# What to produce:
Below are the records. List every line holding the word "Crimes".

[Dataset excerpt]
·····
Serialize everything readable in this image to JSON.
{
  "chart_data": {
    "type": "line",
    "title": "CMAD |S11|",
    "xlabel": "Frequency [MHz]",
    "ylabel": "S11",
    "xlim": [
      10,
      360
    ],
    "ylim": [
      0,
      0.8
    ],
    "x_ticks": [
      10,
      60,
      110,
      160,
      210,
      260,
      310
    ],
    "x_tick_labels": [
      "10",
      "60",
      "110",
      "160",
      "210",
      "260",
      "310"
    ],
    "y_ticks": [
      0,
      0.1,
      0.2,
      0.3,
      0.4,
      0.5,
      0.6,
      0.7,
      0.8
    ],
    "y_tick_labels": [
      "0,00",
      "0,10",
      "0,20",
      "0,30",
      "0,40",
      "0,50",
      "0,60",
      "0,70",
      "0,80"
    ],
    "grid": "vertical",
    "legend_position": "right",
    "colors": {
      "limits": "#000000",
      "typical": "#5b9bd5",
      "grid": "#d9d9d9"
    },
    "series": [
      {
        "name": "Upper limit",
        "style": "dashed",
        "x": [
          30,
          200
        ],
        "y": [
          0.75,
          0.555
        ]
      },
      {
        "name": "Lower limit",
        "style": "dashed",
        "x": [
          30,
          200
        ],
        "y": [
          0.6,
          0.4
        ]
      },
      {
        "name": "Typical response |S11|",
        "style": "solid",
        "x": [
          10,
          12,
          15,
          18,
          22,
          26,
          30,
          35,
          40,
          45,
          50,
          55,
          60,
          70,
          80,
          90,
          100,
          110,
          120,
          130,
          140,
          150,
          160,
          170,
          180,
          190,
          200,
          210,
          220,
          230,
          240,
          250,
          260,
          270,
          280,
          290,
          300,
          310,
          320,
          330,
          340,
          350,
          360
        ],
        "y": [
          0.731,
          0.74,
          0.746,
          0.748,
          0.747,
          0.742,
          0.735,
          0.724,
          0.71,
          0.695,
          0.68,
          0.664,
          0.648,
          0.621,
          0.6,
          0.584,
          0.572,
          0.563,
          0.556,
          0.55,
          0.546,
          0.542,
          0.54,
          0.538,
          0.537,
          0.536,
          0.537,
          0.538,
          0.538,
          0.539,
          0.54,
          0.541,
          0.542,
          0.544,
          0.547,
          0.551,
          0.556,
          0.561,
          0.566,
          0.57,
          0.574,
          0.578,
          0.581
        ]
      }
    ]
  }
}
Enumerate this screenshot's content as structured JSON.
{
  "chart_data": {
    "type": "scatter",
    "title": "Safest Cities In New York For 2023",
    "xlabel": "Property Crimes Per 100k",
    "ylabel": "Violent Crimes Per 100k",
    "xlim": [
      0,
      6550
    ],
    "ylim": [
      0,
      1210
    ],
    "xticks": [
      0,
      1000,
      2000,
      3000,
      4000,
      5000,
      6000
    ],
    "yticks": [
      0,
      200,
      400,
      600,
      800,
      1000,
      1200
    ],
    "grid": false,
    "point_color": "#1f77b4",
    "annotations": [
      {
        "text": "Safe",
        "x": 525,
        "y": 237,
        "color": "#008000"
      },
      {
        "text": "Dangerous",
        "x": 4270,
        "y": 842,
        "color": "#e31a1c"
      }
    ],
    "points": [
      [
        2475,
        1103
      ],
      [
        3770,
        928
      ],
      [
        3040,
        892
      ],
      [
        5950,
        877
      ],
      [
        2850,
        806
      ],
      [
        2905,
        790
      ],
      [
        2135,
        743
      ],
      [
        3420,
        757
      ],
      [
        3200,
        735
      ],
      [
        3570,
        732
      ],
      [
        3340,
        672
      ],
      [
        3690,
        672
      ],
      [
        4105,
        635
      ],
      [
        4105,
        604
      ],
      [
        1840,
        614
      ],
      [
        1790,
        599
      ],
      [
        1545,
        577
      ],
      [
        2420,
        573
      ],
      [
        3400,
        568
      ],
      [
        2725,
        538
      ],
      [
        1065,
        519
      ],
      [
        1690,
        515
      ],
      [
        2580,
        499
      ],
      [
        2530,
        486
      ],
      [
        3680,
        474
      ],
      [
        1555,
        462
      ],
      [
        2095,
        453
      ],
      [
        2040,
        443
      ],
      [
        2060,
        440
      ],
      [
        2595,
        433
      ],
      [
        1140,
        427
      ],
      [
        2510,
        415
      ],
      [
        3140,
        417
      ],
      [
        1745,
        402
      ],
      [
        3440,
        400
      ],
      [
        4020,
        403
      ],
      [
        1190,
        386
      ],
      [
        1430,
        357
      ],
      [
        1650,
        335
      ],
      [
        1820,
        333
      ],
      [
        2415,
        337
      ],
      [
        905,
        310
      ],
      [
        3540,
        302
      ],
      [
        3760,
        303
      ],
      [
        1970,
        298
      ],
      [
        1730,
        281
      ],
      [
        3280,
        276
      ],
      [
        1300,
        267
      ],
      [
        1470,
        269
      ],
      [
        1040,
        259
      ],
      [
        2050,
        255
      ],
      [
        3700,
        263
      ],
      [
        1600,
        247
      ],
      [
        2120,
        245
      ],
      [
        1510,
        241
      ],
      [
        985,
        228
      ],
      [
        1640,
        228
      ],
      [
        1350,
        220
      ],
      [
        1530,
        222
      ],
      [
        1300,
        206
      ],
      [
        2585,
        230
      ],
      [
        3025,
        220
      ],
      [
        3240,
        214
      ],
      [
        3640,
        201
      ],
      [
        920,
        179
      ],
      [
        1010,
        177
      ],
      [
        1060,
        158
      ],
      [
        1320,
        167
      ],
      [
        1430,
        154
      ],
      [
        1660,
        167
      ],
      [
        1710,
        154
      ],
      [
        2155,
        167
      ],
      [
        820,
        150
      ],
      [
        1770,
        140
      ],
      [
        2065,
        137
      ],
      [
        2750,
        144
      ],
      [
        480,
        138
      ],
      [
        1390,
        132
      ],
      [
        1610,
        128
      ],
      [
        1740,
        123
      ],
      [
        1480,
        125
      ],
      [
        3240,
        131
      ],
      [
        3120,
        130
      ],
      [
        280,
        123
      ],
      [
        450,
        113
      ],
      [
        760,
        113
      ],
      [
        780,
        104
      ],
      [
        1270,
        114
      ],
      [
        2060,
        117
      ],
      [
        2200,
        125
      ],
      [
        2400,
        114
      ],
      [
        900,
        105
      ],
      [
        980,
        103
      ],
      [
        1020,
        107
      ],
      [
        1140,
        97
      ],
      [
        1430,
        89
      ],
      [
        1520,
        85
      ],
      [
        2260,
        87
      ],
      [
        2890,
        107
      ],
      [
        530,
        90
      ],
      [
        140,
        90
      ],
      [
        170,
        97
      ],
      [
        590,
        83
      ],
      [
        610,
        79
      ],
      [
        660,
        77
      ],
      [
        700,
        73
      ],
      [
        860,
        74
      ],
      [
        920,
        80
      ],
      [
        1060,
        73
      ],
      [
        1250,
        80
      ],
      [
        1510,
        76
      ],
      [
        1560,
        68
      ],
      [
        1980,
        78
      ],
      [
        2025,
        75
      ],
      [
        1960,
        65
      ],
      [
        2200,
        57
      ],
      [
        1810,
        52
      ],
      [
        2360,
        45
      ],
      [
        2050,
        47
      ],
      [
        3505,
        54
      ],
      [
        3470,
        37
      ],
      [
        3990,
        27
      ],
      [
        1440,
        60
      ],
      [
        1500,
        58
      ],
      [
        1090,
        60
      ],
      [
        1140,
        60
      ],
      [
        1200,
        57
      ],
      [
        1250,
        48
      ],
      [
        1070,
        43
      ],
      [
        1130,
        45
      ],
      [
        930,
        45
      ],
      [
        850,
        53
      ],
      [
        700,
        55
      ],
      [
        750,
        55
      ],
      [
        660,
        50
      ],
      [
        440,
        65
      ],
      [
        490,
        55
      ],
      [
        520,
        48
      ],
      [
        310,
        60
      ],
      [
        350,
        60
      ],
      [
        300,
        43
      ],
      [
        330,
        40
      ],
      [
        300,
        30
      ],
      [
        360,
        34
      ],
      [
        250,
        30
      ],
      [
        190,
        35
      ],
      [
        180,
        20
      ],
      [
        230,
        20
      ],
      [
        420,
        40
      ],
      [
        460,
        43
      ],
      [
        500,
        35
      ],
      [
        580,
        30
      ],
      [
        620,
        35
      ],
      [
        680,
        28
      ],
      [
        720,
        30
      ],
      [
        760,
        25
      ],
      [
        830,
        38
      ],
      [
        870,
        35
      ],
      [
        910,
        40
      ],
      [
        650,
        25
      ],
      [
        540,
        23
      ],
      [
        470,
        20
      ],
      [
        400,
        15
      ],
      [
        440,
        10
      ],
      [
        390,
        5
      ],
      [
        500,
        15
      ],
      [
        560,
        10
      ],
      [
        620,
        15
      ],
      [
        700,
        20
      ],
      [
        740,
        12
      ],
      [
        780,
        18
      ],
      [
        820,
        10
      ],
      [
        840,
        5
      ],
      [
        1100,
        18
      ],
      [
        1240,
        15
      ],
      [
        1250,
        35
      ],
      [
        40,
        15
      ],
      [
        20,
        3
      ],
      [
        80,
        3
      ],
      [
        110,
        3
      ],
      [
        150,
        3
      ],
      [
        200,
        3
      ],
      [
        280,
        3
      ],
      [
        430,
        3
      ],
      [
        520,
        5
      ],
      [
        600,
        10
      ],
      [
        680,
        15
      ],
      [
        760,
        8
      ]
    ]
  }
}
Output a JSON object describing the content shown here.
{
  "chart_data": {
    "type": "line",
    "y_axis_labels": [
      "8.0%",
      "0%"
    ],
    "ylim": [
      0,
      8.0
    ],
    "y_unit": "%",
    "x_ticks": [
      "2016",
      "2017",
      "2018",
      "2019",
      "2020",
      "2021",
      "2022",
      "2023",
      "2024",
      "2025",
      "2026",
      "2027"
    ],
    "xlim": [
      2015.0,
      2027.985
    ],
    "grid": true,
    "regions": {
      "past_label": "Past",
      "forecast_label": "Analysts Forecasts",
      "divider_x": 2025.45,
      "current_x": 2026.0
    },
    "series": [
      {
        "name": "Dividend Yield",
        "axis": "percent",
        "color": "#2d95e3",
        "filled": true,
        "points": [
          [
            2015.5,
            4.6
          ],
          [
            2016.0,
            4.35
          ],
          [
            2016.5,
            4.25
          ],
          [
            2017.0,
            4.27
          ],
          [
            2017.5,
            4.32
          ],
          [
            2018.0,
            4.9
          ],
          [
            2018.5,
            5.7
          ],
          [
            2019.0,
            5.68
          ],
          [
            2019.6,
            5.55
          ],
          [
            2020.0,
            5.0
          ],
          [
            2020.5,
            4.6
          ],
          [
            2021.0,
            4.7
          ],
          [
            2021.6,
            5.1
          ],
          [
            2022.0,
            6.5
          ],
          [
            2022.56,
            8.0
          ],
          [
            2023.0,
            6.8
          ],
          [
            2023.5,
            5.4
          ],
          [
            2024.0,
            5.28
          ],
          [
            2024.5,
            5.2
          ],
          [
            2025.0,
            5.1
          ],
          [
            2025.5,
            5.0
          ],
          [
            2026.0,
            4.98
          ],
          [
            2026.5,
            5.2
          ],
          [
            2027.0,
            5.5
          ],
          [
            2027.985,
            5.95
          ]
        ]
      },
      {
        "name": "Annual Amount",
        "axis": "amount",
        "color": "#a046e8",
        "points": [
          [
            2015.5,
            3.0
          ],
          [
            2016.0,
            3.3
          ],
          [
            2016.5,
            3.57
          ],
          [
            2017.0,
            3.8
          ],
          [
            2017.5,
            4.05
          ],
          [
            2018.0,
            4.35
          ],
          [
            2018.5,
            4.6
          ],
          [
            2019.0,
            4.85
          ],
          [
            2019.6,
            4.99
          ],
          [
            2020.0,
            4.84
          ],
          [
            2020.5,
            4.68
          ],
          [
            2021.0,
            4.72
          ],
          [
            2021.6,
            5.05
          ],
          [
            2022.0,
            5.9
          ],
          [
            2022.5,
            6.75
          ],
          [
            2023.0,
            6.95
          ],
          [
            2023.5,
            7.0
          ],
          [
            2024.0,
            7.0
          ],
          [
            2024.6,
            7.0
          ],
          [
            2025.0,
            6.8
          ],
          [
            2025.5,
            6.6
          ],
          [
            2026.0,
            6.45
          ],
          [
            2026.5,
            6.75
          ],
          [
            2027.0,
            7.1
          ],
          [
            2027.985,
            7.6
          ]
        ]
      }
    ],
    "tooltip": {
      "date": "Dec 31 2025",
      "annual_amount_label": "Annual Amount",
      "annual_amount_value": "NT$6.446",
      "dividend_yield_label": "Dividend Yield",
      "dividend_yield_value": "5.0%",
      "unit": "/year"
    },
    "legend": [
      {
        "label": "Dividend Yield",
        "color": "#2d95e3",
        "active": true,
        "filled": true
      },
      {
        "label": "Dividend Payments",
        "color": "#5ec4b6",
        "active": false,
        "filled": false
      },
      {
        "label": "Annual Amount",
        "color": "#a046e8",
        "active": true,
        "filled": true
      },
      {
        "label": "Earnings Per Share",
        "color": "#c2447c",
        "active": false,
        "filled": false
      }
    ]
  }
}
·····
# Worked solution:
    "xlabel": "Property Crimes Per 100k",
    "ylabel": "Violent Crimes Per 100k",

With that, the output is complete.